- [WRITTEN REQUEST A]
In the energy-policy piece, how large a rise on gas and electricity bills did SSE decree?
- [WRITTEN REQUEST B]
Retype the energy-policy piece from "So, if you join" to "Cameron’s Green agenda.".

- [TEXT PROVIDED]
A cliché that became popular during the disastrous Blair-Brown years was that Governments should always do ‘joined-up thinking’. In other words, that policies should not be pursued in isolation, but that the links between different items on the Government’s agenda should always be borne in mind.
The same, of course, applies to voters. When considering a Government’s record, the connections between different issues, which may not be immediately apparent, often become crystal clear once the electors do their own joined-up thinking.
I thought of this today when I heard a couple of headlines on the morning news. One item reported that energy companies are all set to hike up their prices in the coming days following the whacking great 8.2% price rise on gas and electricity bills decreed by the energy giant SSE.
The other reported that our blue-green-pink Prime Minister David Cameron defended as ‘necessary’ the 9% levies that the Government imposes on energy companies to subsidise its useless and unworkable ‘renewables’ – including the forests of wind turbines increasingly defacing our once green and pleasant land.
So, if you join up the 8.2% price rise that will put £106 on the average household’s SSE energy bills and the 9% levy that the Government imposes on energy companies, a pattern starts to emerge, does it not?
We are all paying for a demented energy policy that is literally blowing our money away in the wind. And I am sure that poor pensioners, as they shiver this winter, wondering whether they can afford to turn on the heating, will be warmed by the thought that they are contributing a necessary sacrifice to Mr Cameron’s Green agenda.
But let’s take the joined-up thinking one stage further. Another news item reported that the EU – in the shape of Jos Delbeke, a bureaucrat rejoicing in the job title ‘Director General of the European Commission’s Climate Divisions’ has threatened to clamp down on ‘fracking’ – the extraction of shale gas by fracturing rocks – because methane gas produced by the process may contribute to – wait for it – global climate warming.
‘We don’t want to copy and paste what happened in the US’ declared Delbeke.
No, indeed. But what actually did happen in the US? The explosion of fracking there has turned the US from a net importer of energy to a net exporter. And we wouldn’t want to follow suit, would we? Much better to remain utterly dependent on oil imported from the Middle East and gas from that nice Mr Putin’s Russia for all our energy needs.

- [SOURCE MATERIAL]
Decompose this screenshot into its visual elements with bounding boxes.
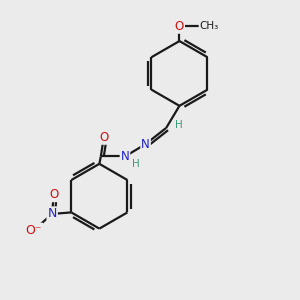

- [FULL SOLUTION A]
8.2%

- [FULL SOLUTION B]
So, if you join up the 8.2% price rise that will put £106 on the average household’s SSE energy bills and the 9% levy that the Government imposes on energy companies, a pattern starts to emerge, does it not?
We are all paying for a demented energy policy that is literally blowing our money away in the wind. And I am sure that poor pensioners, as they shiver this winter, wondering whether they can afford to turn on the heating, will be warmed by the thought that they are contributing a necessary sacrifice to Mr Cameron’s Green agenda.